▶ **WHAT TO PRODUCE**
Print every record below exactly as written.

▶ **DATASET ROWS**
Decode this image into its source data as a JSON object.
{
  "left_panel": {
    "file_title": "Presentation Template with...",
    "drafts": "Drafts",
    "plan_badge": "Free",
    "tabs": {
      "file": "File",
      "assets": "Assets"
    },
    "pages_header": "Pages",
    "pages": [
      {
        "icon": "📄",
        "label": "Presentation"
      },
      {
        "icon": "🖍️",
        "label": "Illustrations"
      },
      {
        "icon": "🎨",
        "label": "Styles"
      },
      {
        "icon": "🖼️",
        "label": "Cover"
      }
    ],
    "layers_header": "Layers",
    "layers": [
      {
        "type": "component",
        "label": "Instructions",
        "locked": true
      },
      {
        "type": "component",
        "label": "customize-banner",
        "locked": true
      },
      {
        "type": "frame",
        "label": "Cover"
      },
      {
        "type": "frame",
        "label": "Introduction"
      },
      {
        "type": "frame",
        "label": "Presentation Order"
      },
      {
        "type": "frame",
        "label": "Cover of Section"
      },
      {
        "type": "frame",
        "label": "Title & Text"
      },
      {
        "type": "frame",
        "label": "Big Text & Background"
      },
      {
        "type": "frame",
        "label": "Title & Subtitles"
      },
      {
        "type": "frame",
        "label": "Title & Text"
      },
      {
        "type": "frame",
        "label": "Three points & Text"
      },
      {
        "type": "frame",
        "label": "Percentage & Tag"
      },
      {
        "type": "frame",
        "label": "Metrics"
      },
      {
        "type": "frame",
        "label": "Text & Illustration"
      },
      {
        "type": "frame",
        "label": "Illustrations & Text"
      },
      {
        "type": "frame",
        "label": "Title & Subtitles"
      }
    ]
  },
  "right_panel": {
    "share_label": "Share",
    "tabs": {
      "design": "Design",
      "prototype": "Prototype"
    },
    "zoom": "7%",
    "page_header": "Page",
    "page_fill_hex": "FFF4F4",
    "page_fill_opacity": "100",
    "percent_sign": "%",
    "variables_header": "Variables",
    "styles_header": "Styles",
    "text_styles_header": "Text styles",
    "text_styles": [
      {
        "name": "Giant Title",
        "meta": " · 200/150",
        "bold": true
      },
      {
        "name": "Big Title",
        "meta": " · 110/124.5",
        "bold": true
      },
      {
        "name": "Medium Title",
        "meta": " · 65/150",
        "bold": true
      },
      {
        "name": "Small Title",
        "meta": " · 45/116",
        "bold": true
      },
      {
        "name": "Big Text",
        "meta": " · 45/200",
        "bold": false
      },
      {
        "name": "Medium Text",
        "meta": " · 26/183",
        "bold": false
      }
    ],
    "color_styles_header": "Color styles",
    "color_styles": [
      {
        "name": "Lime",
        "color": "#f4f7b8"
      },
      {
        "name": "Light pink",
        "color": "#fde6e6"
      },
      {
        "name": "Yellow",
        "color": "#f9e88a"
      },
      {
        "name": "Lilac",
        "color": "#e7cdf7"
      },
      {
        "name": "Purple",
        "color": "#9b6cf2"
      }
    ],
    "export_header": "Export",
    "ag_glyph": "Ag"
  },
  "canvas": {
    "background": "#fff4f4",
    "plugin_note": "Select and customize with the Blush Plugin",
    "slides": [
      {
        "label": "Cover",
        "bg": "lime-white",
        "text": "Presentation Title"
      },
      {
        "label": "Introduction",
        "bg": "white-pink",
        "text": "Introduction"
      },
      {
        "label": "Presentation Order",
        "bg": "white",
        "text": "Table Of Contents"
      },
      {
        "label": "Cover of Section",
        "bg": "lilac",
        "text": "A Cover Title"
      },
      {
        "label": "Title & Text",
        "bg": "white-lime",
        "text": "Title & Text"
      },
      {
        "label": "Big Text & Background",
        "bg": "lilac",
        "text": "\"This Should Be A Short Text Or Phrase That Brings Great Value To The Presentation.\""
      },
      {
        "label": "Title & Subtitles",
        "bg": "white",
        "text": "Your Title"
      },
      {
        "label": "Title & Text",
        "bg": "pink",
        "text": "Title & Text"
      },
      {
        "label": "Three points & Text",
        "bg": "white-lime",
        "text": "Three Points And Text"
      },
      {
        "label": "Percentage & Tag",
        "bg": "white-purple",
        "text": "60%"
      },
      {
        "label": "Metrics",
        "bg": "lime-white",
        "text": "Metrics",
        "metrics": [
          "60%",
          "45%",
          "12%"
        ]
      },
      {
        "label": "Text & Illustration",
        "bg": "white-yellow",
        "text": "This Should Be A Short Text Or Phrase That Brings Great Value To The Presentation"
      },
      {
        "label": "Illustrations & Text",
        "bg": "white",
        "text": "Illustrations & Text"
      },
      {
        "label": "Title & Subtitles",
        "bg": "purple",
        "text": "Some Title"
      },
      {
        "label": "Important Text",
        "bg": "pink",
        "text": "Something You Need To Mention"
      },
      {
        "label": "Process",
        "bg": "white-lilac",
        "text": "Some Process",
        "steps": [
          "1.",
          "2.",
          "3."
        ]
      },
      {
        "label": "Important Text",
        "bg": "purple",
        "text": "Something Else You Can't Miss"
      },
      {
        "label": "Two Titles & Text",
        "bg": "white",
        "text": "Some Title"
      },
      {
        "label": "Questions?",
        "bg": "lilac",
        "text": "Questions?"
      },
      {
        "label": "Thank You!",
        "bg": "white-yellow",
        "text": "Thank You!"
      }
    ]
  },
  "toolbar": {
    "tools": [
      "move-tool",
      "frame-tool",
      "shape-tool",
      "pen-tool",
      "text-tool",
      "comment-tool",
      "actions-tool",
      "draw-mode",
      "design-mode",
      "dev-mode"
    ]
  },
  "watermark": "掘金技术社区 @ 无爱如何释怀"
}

▶ **OUTPUT BELOW**
Decode this image into its source data as a JSON object.
{
  "left_panel": {
    "file_title": "Presentation Template with...",
    "drafts": "Drafts",
    "plan_badge": "Free",
    "tabs": {
      "file": "File",
      "assets": "Assets"
    },
    "pages_header": "Pages",
    "pages": [
      {
        "icon": "📄",
        "label": "Presentation"
      },
      {
        "icon": "🖍️",
        "label": "Illustrations"
      },
      {
        "icon": "🎨",
        "label": "Styles"
      },
      {
        "icon": "🖼️",
        "label": "Cover"
      }
    ],
    "layers_header": "Layers",
    "layers": [
      {
        "type": "component",
        "label": "Instructions",
        "locked": true
      },
      {
        "type": "component",
        "label": "customize-banner",
        "locked": true
      },
      {
        "type": "frame",
        "label": "Cover"
      },
      {
        "type": "frame",
        "label": "Introduction"
      },
      {
        "type": "frame",
        "label": "Presentation Order"
      },
      {
        "type": "frame",
        "label": "Cover of Section"
      },
      {
        "type": "frame",
        "label": "Title & Text"
      },
      {
        "type": "frame",
        "label": "Big Text & Background"
      },
      {
        "type": "frame",
        "label": "Title & Subtitles"
      },
      {
        "type": "frame",
        "label": "Title & Text"
      },
      {
        "type": "frame",
        "label": "Three points & Text"
      },
      {
        "type": "frame",
        "label": "Percentage & Tag"
      },
      {
        "type": "frame",
        "label": "Metrics"
      },
      {
        "type": "frame",
        "label": "Text & Illustration"
      },
      {
        "type": "frame",
        "label": "Illustrations & Text"
      },
      {
        "type": "frame",
        "label": "Title & Subtitles"
      }
    ]
  },
  "right_panel": {
    "share_label": "Share",
    "tabs": {
      "design": "Design",
      "prototype": "Prototype"
    },
    "zoom": "7%",
    "page_header": "Page",
    "page_fill_hex": "FFF4F4",
    "page_fill_opacity": "100",
    "percent_sign": "%",
    "variables_header": "Variables",
    "styles_header": "Styles",
    "text_styles_header": "Text styles",
    "text_styles": [
      {
        "name": "Giant Title",
        "meta": " · 200/150",
        "bold": true
      },
      {
        "name": "Big Title",
        "meta": " · 110/124.5",
        "bold": true
      },
      {
        "name": "Medium Title",
        "meta": " · 65/150",
        "bold": true
      },
      {
        "name": "Small Title",
        "meta": " · 45/116",
        "bold": true
      },
      {
        "name": "Big Text",
        "meta": " · 45/200",
        "bold": false
      },
      {
        "name": "Medium Text",
        "meta": " · 26/183",
        "bold": false
      }
    ],
    "color_styles_header": "Color styles",
    "color_styles": [
      {
        "name": "Lime",
        "color": "#f4f7b8"
      },
      {
        "name": "Light pink",
        "color": "#fde6e6"
      },
      {
        "name": "Yellow",
        "color": "#f9e88a"
      },
      {
        "name": "Lilac",
        "color": "#e7cdf7"
      },
      {
        "name": "Purple",
        "color": "#9b6cf2"
      }
    ],
    "export_header": "Export",
    "ag_glyph": "Ag"
  },
  "canvas": {
    "background": "#fff4f4",
    "plugin_note": "Select and customize with the Blush Plugin",
    "slides": [
      {
        "label": "Cover",
        "bg": "lime-white",
        "text": "Presentation Title"
      },
      {
        "label": "Introduction",
        "bg": "white-pink",
        "text": "Introduction"
      },
      {
        "label": "Presentation Order",
        "bg": "white",
        "text": "Table Of Contents"
      },
      {
        "label": "Cover of Section",
        "bg": "lilac",
        "text": "A Cover Title"
      },
      {
        "label": "Title & Text",
        "bg": "white-lime",
        "text": "Title & Text"
      },
      {
        "label": "Big Text & Background",
        "bg": "lilac",
        "text": "\"This Should Be A Short Text Or Phrase That Brings Great Value To The Presentation.\""
      },
      {
        "label": "Title & Subtitles",
        "bg": "white",
        "text": "Your Title"
      },
      {
        "label": "Title & Text",
        "bg": "pink",
        "text": "Title & Text"
      },
      {
        "label": "Three points & Text",
        "bg": "white-lime",
        "text": "Three Points And Text"
      },
      {
        "label": "Percentage & Tag",
        "bg": "white-purple",
        "text": "60%"
      },
      {
        "label": "Metrics",
        "bg": "lime-white",
        "text": "Metrics",
        "metrics": [
          "60%",
          "45%",
          "12%"
        ]
      },
      {
        "label": "Text & Illustration",
        "bg": "white-yellow",
        "text": "This Should Be A Short Text Or Phrase That Brings Great Value To The Presentation"
      },
      {
        "label": "Illustrations & Text",
        "bg": "white",
        "text": "Illustrations & Text"
      },
      {
        "label": "Title & Subtitles",
        "bg": "purple",
        "text": "Some Title"
      },
      {
        "label": "Important Text",
        "bg": "pink",
        "text": "Something You Need To Mention"
      },
      {
        "label": "Process",
        "bg": "white-lilac",
        "text": "Some Process",
        "steps": [
          "1.",
          "2.",
          "3."
        ]
      },
      {
        "label": "Important Text",
        "bg": "purple",
        "text": "Something Else You Can't Miss"
      },
      {
        "label": "Two Titles & Text",
        "bg": "white",
        "text": "Some Title"
      },
      {
        "label": "Questions?",
        "bg": "lilac",
        "text": "Questions?"
      },
      {
        "label": "Thank You!",
        "bg": "white-yellow",
        "text": "Thank You!"
      }
    ]
  },
  "toolbar": {
    "tools": [
      "move-tool",
      "frame-tool",
      "shape-tool",
      "pen-tool",
      "text-tool",
      "comment-tool",
      "actions-tool",
      "draw-mode",
      "design-mode",
      "dev-mode"
    ]
  },
  "watermark": "掘金技术社区 @ 无爱如何释怀"
}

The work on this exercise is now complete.